A UV-Vis spectra sample of the mixture solution containing HAuCl4 and mushroom extract, after synthesis of AuNPs.

Citation: Green Processing and Synthesis 7, 1; 10.1515/gps-2017-0004

Figure 3:
Figure 3:

Surface plot (A) and contour plot (B) for λmax of the synthesized AuNPs as function of MEC (g/100 ml) and the amount of HAuCl4 (ml).

Citation: Green Processing and Synthesis 7, 1; 10.1515/gps-2017-0004

3.2.2 Concentration of AuNPs

As clearly observed in Table 2, by increasing both MEC and amount of HAuCl4 at low levels, the AuNPs concentration increased, at lower levels of those independent variables, the concentration of the synthesized AuNPs decreased. As clearly observed in Table 3, the MEC affected the AuNPs concentration more significantly as compared to amount of HAuCl4. Therefore, MEC is considered to be the most vital parameter in the determination of this response. As shown in Figure 4A, at low and high amounts of HAuCl4, by decreasing the amount of MEC the concentration of AuNPs solution decreased. The obtained result was in agreement with findings of Dwivedi and Gopal [35]. They indicated that at high concentration of Chenopodium album leaf extract at constant Au ions concentration, the absorbance peak of NPs solution was increased, therefore, the concentration of AuNPs colloids was increased. The obtained results indicated that the minimum concentration was obtained at minimum MEC and maximum amount of HAuCl4 (295 ppm) and maximum concentration was formed at central range of MEC and amount of HAuCl4 (554.04) (Figure 4B).

Figure 4:
Figure 4:

Surface plot (A) and contour plot (B) for concentration of synthesized AuNPs as function of MEC (g/100 ml) and amount of HAuCl4 (ml).

Citation: Green Processing and Synthesis 7, 1; 10.1515/gps-2017-0004

3.3 Optimization of processing parameters for the synthesized AuNPs

The AuNPs would be considered an optimum product if the process resulted in the smallest mean particle size (λmax) and highest AuNPs concentration. Therefore, an overlaid contour plot as a graphical optimization approach was used to find the optimum region for synthesis variables in order to synthesize AuNPs with the minimum λmax and maximum AuNPs concentration (Figure 5). The specified white colored area in Figure 5 indicated the desired MEC and amount of HAuCl4 levels to get the optimum AuNPs products. Numerical multiple optimization was also used to find the exact optimum levels of studied synthesis variables. The results also showed that the synthesis conditions with a HAuCl4 of 10 ml for 5 g MEC in preparation of AuNPs would give the most desirable products with λmax in 550 nm wavelength and the synthesized AuNPs with concentration of 534 ppm. Moreover, three AuNPs solutions were prepared according to the recommended optimal levels by numerical multiple optimization and characterized in terms of studied physicochemical properties. The mean measured experimental values for the λmax and AuNPs concentration of these three AuNPs solution samples were 551±1 nm and 535.54±1.16 ppm, respectively. The overall similarities between the experimental and predicted values for these characteristics established the adequacy of the suggested regression equations.
___
§ EXERCISES TO COMPLETE
**a.** Decide whether each statement below agrees with the gold nanoparticle synthesis excerpt, answering yes or no and quoting the deciding words: (i) MEC had a stronger effect on AuNPs concentration than the amount of HAuCl4; (ii) the optimal synthesis conditions used 5 ml of HAuCl4 for 10 g MEC; (iii) three AuNPs solutions were prepared at the recommended optimal levels.
**b.** Pick up the gold nanoparticle synthesis excerpt after its last sentence and keep writing it.

(Document layout analysis data)
___
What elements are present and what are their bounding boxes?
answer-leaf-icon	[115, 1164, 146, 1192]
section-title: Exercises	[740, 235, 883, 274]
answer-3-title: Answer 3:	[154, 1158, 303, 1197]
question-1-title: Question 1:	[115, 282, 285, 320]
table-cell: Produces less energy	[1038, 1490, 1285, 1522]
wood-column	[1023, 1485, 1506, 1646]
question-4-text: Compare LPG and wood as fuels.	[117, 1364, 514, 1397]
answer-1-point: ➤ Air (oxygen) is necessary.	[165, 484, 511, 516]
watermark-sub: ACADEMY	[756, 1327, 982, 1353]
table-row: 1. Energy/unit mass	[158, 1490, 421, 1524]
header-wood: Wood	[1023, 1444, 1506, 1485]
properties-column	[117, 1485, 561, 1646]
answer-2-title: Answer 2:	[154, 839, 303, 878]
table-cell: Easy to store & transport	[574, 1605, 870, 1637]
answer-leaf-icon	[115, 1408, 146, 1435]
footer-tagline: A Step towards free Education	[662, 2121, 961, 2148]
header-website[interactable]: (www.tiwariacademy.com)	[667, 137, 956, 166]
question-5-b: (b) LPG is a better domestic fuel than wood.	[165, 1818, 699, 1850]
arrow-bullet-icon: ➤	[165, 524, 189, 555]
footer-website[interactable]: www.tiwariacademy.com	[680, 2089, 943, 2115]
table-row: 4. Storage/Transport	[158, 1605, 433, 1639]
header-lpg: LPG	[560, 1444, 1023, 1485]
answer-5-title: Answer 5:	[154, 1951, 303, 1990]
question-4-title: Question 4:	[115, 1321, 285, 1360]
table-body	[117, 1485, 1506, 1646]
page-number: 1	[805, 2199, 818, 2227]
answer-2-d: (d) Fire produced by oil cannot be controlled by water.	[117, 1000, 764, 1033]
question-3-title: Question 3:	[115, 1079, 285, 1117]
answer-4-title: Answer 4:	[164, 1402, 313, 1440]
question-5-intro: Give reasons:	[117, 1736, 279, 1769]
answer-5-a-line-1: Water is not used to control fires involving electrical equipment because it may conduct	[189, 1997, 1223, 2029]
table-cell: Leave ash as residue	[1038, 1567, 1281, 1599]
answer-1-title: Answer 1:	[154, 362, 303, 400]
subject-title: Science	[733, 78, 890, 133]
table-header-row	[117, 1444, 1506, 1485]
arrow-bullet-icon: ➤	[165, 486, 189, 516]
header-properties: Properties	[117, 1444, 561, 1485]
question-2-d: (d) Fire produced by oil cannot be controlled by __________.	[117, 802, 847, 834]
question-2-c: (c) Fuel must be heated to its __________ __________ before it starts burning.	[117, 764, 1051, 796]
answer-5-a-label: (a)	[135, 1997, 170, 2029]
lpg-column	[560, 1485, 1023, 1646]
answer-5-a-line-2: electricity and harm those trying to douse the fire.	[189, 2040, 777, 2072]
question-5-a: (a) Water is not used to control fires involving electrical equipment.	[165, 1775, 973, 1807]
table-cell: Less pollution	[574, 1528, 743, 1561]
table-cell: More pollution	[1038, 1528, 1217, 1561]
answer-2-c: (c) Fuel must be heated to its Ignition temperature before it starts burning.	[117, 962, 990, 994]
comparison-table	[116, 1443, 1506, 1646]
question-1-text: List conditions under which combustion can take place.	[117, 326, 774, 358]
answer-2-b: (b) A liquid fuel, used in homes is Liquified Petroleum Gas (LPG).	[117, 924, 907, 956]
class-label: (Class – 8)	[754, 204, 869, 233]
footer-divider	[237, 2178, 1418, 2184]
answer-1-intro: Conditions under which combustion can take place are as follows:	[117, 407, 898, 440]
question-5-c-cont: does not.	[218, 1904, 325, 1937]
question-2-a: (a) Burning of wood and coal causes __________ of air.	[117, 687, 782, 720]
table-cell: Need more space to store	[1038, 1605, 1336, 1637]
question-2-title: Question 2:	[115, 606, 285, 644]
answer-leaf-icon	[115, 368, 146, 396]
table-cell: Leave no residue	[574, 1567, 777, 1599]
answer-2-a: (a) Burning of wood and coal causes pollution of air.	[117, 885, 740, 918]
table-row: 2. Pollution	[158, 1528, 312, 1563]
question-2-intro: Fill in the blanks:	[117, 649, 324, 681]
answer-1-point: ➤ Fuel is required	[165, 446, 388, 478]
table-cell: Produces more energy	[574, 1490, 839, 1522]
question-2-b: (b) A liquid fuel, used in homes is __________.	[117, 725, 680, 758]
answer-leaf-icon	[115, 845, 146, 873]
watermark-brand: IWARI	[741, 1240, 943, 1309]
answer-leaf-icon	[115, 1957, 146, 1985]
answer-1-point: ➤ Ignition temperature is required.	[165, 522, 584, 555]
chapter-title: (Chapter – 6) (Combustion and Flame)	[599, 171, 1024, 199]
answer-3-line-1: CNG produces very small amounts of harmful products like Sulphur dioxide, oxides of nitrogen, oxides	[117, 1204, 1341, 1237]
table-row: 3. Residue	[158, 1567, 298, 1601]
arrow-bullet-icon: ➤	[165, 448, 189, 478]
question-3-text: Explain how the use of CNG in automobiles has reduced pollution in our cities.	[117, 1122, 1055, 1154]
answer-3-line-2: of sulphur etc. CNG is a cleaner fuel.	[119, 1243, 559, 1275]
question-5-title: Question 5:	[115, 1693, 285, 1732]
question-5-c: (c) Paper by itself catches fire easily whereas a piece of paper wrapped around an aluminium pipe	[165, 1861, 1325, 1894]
___
§ RESPONSES PER TASK
**a.**
(i) Yes: "the MEC affected the AuNPs concentration more significantly as compared to amount of HAuCl4."
(ii) No: "the synthesis conditions with a HAuCl4 of 10 ml for 5 g MEC in preparation of AuNPs would give the most desirable products."
(iii) Yes: "three AuNPs solutions were prepared according to the recommended optimal levels by numerical multiple optimization."

**b.**
Figure 5:
Figure 5:

Overlaid contour plot of AuNPs λmax and concentration with acceptable levels as function of MEC (g/100 ml) and amount of HAuCl4 (ml).

Citation: Green Processing and Synthesis 7, 1; 10.1515/gps-2017-0004

3.4 Physico-chemical characteristics of the synthesized AuNPs at optimum synthesis conditions

The particle size, PDI, and zeta potential values and concentration of the synthesized AuNPs at optimum synthesis conditions were 32.1 nm, 0.597, –45.8 mV and 534 ppm, respectively. The dynamic light scattering technique involves scattering of a laser light beam at the surface of dispersed NPs and detection of the backscattered light. PDI is a dimensionless approximation that describes the homogeneity of NPs. Its value changes from 0 to 1, and smaller values correspond to a narrower and finer particle size distribution [21]. It is more desirable to get AuNPs with lower PDI. Zeta potential measurements reveal the NPs are highly stable and have an average surface charge of –45.8 mV. The higher zeta-potential value is a key parameter to maintain the stability of suspension through the electrostatic repulsion between particles, which results in a high stability of suspension. Solutions with zeta potential above +20 mV or below –20 mV are considered stable [36]. The obtained results were in agreement with finding of Chen et al. [37]. They found the zeta potential of synthesis AuNPs was –16.6 at 0.33 mg/ml bromelain extract for the biosynthesis of AuNPs using bromelain.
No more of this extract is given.